--- begin RECORDS ---
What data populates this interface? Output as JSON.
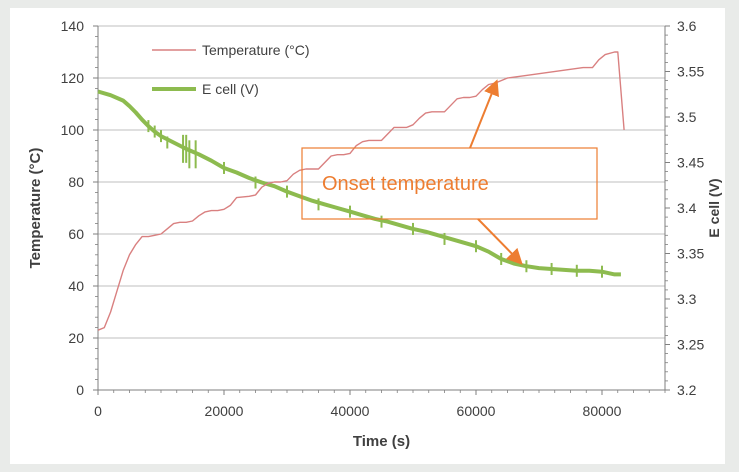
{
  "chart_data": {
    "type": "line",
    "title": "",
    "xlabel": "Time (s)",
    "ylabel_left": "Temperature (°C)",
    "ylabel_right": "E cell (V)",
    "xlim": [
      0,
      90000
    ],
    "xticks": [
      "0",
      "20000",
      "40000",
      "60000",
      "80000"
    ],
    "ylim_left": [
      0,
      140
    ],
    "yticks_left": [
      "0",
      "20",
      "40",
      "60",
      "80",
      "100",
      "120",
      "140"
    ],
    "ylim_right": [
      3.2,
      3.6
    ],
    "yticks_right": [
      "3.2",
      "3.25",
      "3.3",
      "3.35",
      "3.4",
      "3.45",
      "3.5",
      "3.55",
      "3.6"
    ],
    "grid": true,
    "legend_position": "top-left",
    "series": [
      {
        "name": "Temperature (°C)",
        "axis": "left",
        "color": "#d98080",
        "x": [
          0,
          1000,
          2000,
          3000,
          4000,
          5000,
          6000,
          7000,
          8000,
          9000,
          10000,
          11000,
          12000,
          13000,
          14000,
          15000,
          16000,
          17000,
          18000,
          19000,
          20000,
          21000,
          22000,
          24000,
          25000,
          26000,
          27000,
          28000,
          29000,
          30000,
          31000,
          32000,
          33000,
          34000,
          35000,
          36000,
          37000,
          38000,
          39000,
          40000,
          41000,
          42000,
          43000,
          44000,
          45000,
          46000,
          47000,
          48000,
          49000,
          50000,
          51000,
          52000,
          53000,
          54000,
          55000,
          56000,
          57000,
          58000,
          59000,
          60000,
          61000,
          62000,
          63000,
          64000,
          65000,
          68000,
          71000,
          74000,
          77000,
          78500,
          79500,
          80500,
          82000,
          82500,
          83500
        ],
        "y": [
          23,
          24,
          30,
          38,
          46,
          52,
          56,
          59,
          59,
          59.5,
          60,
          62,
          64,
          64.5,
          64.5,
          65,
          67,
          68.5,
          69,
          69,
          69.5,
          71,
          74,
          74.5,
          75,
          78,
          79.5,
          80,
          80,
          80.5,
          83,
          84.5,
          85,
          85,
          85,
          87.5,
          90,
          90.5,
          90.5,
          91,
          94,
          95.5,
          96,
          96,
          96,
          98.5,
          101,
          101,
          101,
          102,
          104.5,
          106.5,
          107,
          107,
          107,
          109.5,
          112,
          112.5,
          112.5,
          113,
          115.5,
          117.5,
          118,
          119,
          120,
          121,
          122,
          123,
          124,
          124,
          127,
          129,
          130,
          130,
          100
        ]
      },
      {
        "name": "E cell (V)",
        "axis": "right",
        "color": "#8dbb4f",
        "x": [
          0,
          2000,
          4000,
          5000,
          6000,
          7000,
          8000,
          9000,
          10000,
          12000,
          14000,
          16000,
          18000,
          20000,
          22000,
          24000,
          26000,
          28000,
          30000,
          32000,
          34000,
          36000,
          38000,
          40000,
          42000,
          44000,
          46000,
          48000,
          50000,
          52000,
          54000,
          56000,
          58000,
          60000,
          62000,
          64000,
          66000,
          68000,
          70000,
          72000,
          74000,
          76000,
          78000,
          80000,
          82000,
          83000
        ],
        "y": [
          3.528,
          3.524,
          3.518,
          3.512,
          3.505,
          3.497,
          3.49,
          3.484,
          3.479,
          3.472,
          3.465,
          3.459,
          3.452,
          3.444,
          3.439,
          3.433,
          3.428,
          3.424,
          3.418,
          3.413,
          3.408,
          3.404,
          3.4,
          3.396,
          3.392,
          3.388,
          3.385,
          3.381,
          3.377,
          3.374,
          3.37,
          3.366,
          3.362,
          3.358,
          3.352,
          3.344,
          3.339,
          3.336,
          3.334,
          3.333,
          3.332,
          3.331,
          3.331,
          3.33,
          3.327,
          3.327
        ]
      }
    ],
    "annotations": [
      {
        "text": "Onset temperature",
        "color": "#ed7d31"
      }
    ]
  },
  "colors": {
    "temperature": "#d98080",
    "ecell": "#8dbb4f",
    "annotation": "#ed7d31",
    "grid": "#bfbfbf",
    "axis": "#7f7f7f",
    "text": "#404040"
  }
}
--- end RECORDS ---
**SHORT PROBLEM**
Set down every entry word for word, but omit the pictures.

**SOLVED PROBLEM**
What data populates this interface? Output as JSON.
{
  "chart_data": {
    "type": "line",
    "title": "",
    "xlabel": "Time (s)",
    "ylabel_left": "Temperature (°C)",
    "ylabel_right": "E cell (V)",
    "xlim": [
      0,
      90000
    ],
    "xticks": [
      "0",
      "20000",
      "40000",
      "60000",
      "80000"
    ],
    "ylim_left": [
      0,
      140
    ],
    "yticks_left": [
      "0",
      "20",
      "40",
      "60",
      "80",
      "100",
      "120",
      "140"
    ],
    "ylim_right": [
      3.2,
      3.6
    ],
    "yticks_right": [
      "3.2",
      "3.25",
      "3.3",
      "3.35",
      "3.4",
      "3.45",
      "3.5",
      "3.55",
      "3.6"
    ],
    "grid": true,
    "legend_position": "top-left",
    "series": [
      {
        "name": "Temperature (°C)",
        "axis": "left",
        "color": "#d98080",
        "x": [
          0,
          1000,
          2000,
          3000,
          4000,
          5000,
          6000,
          7000,
          8000,
          9000,
          10000,
          11000,
          12000,
          13000,
          14000,
          15000,
          16000,
          17000,
          18000,
          19000,
          20000,
          21000,
          22000,
          24000,
          25000,
          26000,
          27000,
          28000,
          29000,
          30000,
          31000,
          32000,
          33000,
          34000,
          35000,
          36000,
          37000,
          38000,
          39000,
          40000,
          41000,
          42000,
          43000,
          44000,
          45000,
          46000,
          47000,
          48000,
          49000,
          50000,
          51000,
          52000,
          53000,
          54000,
          55000,
          56000,
          57000,
          58000,
          59000,
          60000,
          61000,
          62000,
          63000,
          64000,
          65000,
          68000,
          71000,
          74000,
          77000,
          78500,
          79500,
          80500,
          82000,
          82500,
          83500
        ],
        "y": [
          23,
          24,
          30,
          38,
          46,
          52,
          56,
          59,
          59,
          59.5,
          60,
          62,
          64,
          64.5,
          64.5,
          65,
          67,
          68.5,
          69,
          69,
          69.5,
          71,
          74,
          74.5,
          75,
          78,
          79.5,
          80,
          80,
          80.5,
          83,
          84.5,
          85,
          85,
          85,
          87.5,
          90,
          90.5,
          90.5,
          91,
          94,
          95.5,
          96,
          96,
          96,
          98.5,
          101,
          101,
          101,
          102,
          104.5,
          106.5,
          107,
          107,
          107,
          109.5,
          112,
          112.5,
          112.5,
          113,
          115.5,
          117.5,
          118,
          119,
          120,
          121,
          122,
          123,
          124,
          124,
          127,
          129,
          130,
          130,
          100
        ]
      },
      {
        "name": "E cell (V)",
        "axis": "right",
        "color": "#8dbb4f",
        "x": [
          0,
          2000,
          4000,
          5000,
          6000,
          7000,
          8000,
          9000,
          10000,
          12000,
          14000,
          16000,
          18000,
          20000,
          22000,
          24000,
          26000,
          28000,
          30000,
          32000,
          34000,
          36000,
          38000,
          40000,
          42000,
          44000,
          46000,
          48000,
          50000,
          52000,
          54000,
          56000,
          58000,
          60000,
          62000,
          64000,
          66000,
          68000,
          70000,
          72000,
          74000,
          76000,
          78000,
          80000,
          82000,
          83000
        ],
        "y": [
          3.528,
          3.524,
          3.518,
          3.512,
          3.505,
          3.497,
          3.49,
          3.484,
          3.479,
          3.472,
          3.465,
          3.459,
          3.452,
          3.444,
          3.439,
          3.433,
          3.428,
          3.424,
          3.418,
          3.413,
          3.408,
          3.404,
          3.4,
          3.396,
          3.392,
          3.388,
          3.385,
          3.381,
          3.377,
          3.374,
          3.37,
          3.366,
          3.362,
          3.358,
          3.352,
          3.344,
          3.339,
          3.336,
          3.334,
          3.333,
          3.332,
          3.331,
          3.331,
          3.33,
          3.327,
          3.327
        ]
      }
    ],
    "annotations": [
      {
        "text": "Onset temperature",
        "color": "#ed7d31"
      }
    ]
  },
  "colors": {
    "temperature": "#d98080",
    "ecell": "#8dbb4f",
    "annotation": "#ed7d31",
    "grid": "#bfbfbf",
    "axis": "#7f7f7f",
    "text": "#404040"
  }
}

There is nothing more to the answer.